提供テキスト
============================================================

先日、せたがやこどもプロジェクト2014「日野皓正 presents“Jazz for Kids” 10th Anniversary Concert」を観賞してきた。

日本を代表するジャズトランペット奏者・日野皓正氏を初めとするジャズミュージシャンたちによるライブ、そして世田谷区内の中学生たちにより結成され、日野氏がそのワークショップの校長を務める“DREAM JAZZ BAND”によるコンサートで構成されるプログラムだ。


2005年から始まったこの取り組みが今年10周年を迎え、その記念公演という名目でもある今回のコンサート、友人から「面白そうだから見に行ってみない?」と誘いを受けてホイホイと付いていった。

今年も夏フェスには行けそうもないし、とにかく音楽の生演奏が聴きたい!ライブが見たい!という気分だったので、子どもたちが出演するということはあまり意識しておらず、というかほとんど主旨を分かっていない状態だったのだが、予想をはるかに上回る本格的な演奏に驚いた。

中学生たちによる“DREAM JAZZ BAND”は、オーディションで集まったメンバーが練習を始めたのは4月末らしく、初めて楽器を触る子どももいるのだが、とても結成から数ヵ月とは思えない出来栄えで、こんなに吸収力があるなんて!と若さにひれ伏したくなった。

ビッグバンドらしくソロパートもふんだんに盛りこまれ、緊張した面持ちでソロに臨む姿にはこちらまでハラハラ。これは親御さんは気が気でないだろうな……と辺りを見回してみると、それぞれに頬を緩めるご両親の顔があり、何だかいいもの見たな、と温かい気持ちになった。

アンコールでは日野氏が観客として座っている子どもをステージに上げて、マラカスをアドリブで振らせる場面も。突然のことに戸惑いを隠せない子どもたちをアゲていく日野氏はまさにプロの技で、最後は照れながらも楽しそうに演奏している様子に、これまた胸アツになってしまう赤の他人こと私であった。


想像以上にいいものを見てしまったので、やはり自分の娘と重ね合わさずにはいられない。
「娘があのバンドにいたらどんな感じだろう……どのパートかな?!」

妄想が先走りすぎているかと思ったら、友人も、「自分に子どもがいたらどうかなって考えてた」と同意してくれた。


そもそも子どもの習い事にほとんど興味がなく、前向きに考えたこともなかった私。
私自身は小学生のときからほとんど毎日のように習い事に通っていて、それらはすべて親が決めたものであった。

「○○習ってみたい?」と聞かれたこともなかったし、当時は聞き分けのよい子どもだったので、親が決めたことに逆らうという頭もなく、ただただすすめられるままにピアノや水泳や公文に通っていた。

その反動というわけでもないのだけれど、30歳になった時に、自分のやりたかったことを始めてみようとクラシックバレエの教室に通い始めた。

============================================================

記録データ
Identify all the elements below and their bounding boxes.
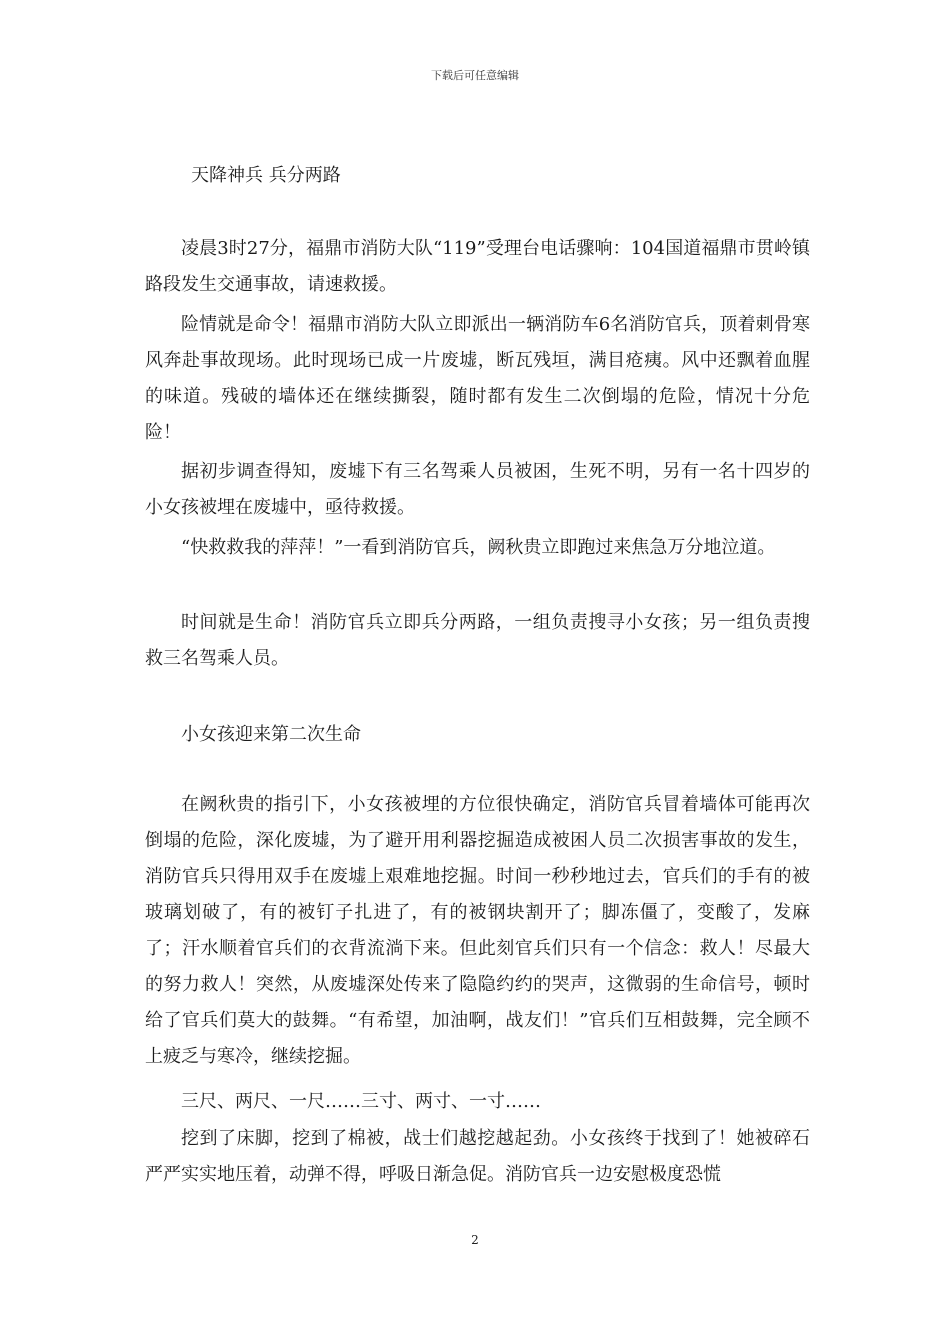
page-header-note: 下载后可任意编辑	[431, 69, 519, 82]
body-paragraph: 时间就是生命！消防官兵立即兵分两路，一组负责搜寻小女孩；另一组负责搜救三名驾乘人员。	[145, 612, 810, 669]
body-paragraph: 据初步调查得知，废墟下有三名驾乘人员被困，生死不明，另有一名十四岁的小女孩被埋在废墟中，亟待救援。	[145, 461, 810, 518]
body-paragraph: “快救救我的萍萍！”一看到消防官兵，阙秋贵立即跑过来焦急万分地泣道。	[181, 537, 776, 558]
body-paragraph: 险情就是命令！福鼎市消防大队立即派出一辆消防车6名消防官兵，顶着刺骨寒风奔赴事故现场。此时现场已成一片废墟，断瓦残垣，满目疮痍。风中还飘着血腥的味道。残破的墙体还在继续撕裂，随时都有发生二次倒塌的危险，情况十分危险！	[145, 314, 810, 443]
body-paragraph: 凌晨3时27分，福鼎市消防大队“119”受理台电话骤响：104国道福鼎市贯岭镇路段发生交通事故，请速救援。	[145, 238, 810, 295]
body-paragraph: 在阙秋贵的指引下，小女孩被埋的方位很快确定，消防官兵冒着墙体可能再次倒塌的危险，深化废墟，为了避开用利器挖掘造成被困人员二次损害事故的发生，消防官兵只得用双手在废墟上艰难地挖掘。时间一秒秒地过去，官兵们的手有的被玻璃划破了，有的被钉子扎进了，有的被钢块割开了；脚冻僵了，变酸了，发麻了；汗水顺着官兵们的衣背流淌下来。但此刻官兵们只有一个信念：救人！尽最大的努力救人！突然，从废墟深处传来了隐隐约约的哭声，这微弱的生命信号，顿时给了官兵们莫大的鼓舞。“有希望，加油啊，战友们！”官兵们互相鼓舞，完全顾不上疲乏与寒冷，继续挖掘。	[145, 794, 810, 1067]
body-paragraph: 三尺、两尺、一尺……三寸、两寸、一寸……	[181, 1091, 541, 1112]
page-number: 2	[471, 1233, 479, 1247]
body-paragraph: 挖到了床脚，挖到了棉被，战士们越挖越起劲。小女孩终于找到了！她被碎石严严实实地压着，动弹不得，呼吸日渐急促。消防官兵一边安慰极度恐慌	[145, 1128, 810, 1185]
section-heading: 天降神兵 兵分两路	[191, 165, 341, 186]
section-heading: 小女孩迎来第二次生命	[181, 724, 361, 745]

============================================================

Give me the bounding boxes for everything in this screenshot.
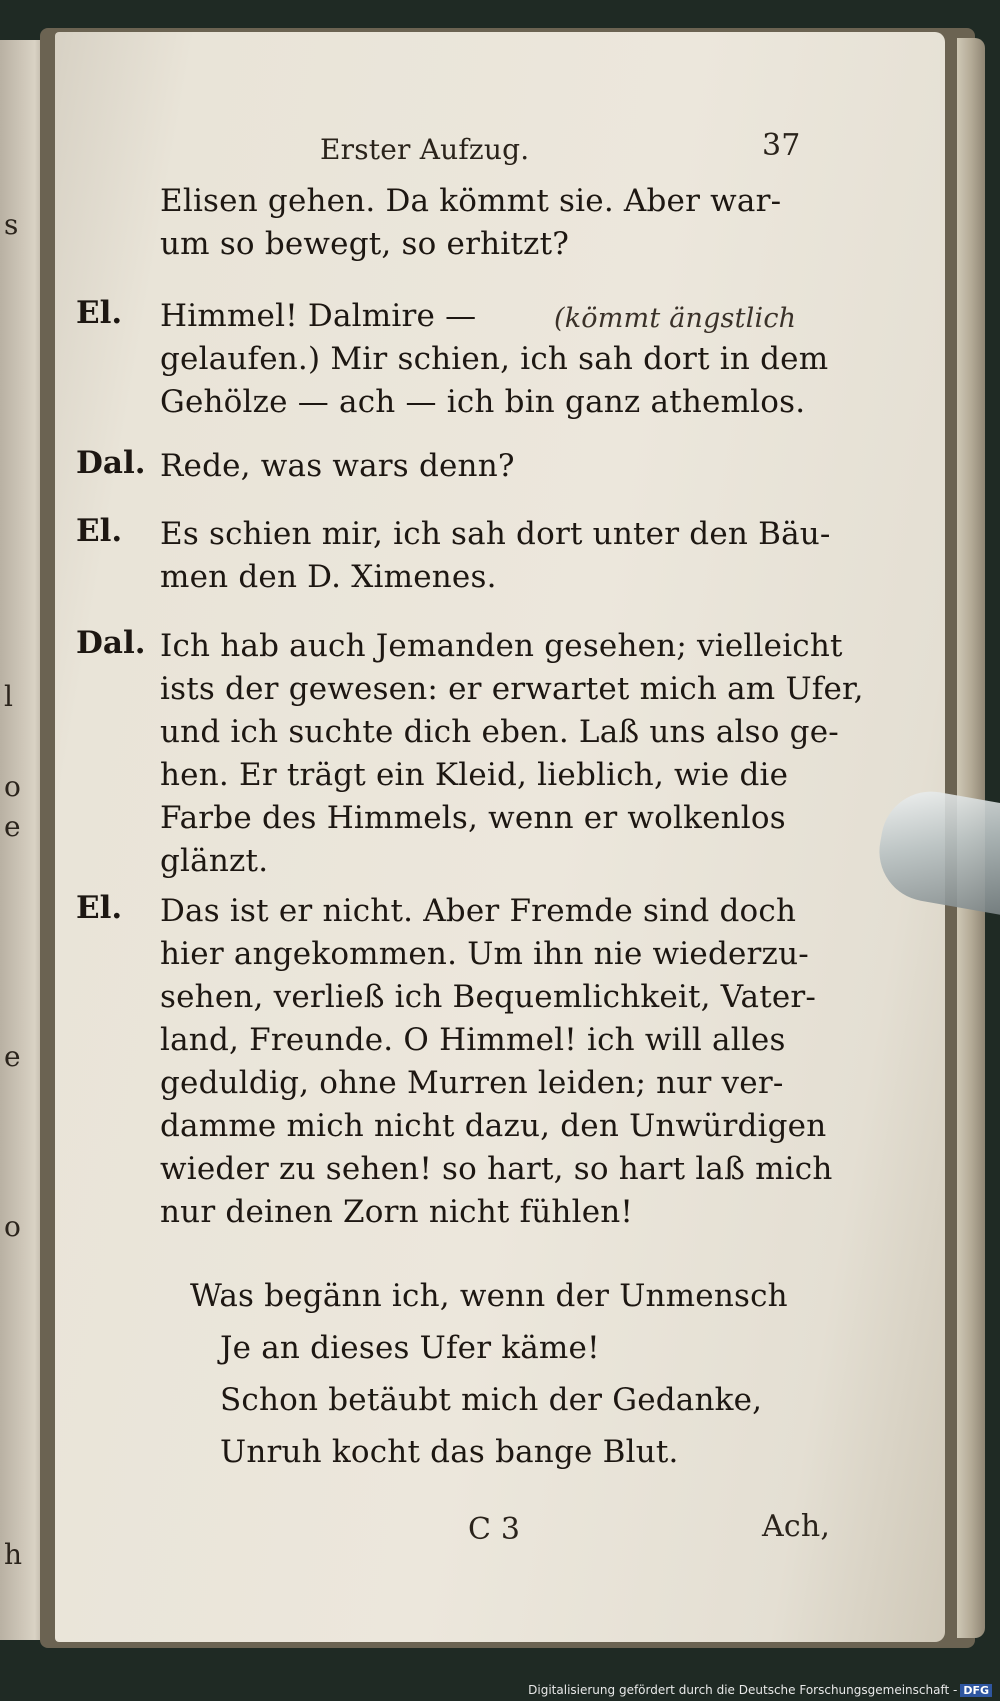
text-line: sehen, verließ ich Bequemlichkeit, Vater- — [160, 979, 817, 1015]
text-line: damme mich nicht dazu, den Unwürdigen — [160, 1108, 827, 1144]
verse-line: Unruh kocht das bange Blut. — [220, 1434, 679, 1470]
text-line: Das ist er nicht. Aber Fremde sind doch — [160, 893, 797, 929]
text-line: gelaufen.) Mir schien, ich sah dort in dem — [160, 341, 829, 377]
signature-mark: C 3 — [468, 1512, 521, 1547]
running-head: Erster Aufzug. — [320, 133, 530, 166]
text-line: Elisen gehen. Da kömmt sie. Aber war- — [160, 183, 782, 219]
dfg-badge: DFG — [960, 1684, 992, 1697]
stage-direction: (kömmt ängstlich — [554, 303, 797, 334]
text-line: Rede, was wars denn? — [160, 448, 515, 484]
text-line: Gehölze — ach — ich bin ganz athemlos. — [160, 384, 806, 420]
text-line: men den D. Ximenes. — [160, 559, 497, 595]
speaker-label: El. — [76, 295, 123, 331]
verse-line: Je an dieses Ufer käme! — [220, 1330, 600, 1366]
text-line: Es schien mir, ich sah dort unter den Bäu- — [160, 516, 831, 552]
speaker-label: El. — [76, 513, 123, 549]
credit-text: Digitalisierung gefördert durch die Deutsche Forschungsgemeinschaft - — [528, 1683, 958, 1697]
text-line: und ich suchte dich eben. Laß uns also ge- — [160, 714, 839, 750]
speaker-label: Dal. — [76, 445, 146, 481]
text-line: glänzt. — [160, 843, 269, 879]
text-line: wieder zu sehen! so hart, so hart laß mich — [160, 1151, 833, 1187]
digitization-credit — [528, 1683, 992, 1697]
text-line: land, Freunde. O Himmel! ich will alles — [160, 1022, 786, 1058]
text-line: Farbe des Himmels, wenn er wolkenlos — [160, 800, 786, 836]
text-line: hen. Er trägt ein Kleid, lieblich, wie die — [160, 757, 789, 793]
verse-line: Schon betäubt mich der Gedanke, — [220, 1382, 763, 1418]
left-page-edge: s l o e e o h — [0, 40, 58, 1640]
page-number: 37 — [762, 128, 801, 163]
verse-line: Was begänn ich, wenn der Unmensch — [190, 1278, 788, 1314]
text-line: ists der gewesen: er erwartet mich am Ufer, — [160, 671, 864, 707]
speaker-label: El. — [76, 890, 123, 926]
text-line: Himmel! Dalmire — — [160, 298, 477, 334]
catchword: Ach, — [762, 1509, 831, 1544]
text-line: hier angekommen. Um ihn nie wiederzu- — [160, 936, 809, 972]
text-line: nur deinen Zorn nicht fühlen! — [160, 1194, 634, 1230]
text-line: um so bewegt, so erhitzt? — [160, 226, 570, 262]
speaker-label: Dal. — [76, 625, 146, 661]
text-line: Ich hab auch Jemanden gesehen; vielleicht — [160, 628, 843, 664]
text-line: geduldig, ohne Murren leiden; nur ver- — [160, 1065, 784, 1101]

============================================================

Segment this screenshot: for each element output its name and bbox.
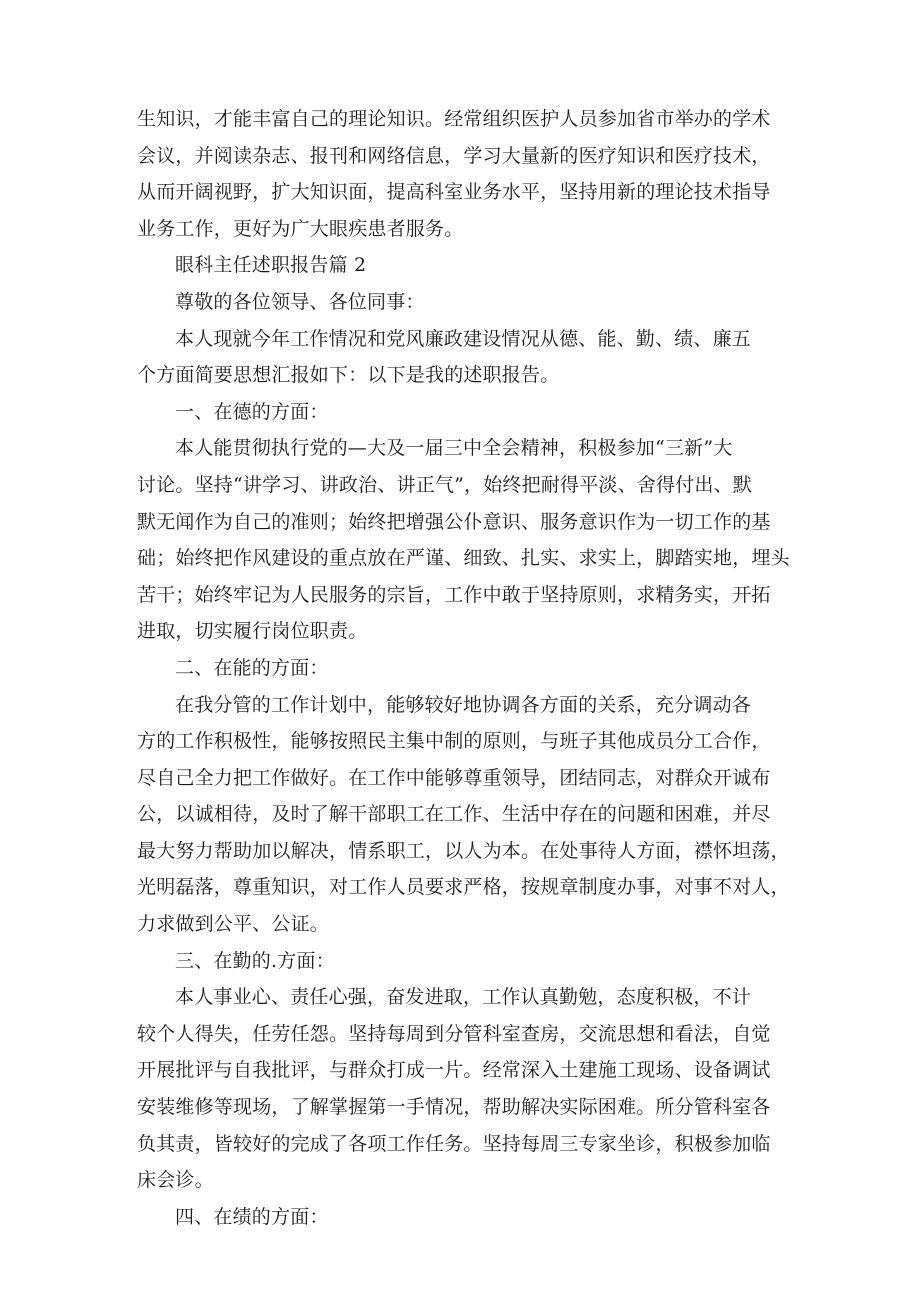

============================================================

課題
ジャズコンサートの観賞記で、筆者が子どものころに親のすすめで通っていた習い事として挙げられているものは何ですか。すべて答えてください。 一覧は本文とは別の資料です。

回答
ピアノ、水泳、公文